RECORDS SUPPLIED:
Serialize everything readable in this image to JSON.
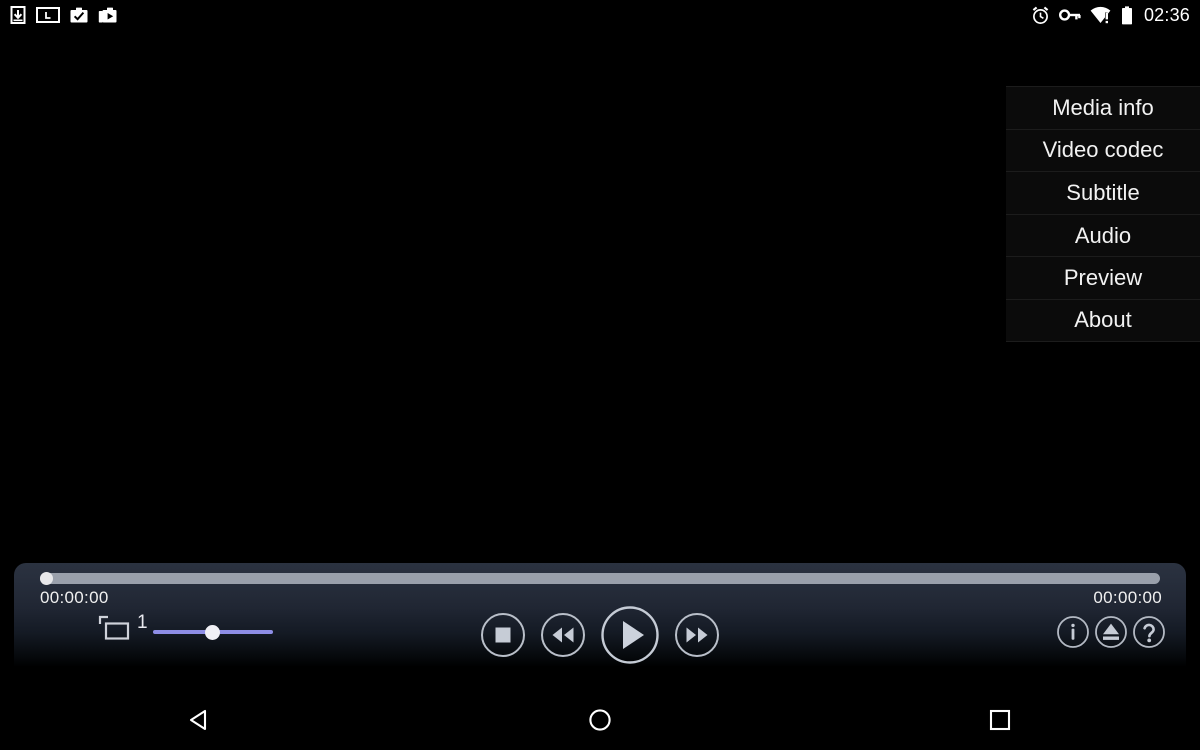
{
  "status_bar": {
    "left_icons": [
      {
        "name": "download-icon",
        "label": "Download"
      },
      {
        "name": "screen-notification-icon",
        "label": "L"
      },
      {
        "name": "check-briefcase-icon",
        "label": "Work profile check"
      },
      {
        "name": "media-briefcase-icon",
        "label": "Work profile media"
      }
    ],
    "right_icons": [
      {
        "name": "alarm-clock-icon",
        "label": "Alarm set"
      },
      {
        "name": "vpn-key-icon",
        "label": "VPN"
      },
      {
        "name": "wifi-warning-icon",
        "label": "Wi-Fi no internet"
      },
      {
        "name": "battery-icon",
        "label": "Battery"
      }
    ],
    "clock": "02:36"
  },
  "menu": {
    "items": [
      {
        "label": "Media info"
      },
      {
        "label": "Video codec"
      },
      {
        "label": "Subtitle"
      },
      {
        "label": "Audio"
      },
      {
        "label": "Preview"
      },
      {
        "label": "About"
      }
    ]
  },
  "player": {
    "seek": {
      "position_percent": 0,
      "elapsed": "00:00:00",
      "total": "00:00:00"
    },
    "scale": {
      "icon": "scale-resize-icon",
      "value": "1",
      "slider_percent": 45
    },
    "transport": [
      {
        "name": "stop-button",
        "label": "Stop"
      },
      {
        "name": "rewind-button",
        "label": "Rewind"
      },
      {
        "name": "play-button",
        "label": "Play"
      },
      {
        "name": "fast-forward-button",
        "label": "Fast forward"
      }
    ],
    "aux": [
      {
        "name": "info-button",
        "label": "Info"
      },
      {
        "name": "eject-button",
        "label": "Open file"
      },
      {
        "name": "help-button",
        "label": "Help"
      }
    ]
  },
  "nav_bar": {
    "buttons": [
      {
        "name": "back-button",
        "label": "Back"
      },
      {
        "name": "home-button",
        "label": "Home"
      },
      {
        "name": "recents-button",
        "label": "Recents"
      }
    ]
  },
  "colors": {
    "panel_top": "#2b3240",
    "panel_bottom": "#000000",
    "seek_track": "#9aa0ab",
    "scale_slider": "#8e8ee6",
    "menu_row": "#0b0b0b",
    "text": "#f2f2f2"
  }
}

STATED PROBLEM:
Report how many lines contain "briefcase". Give nothing but the number.

OUTPUT FOR THIS EXERCISE:
2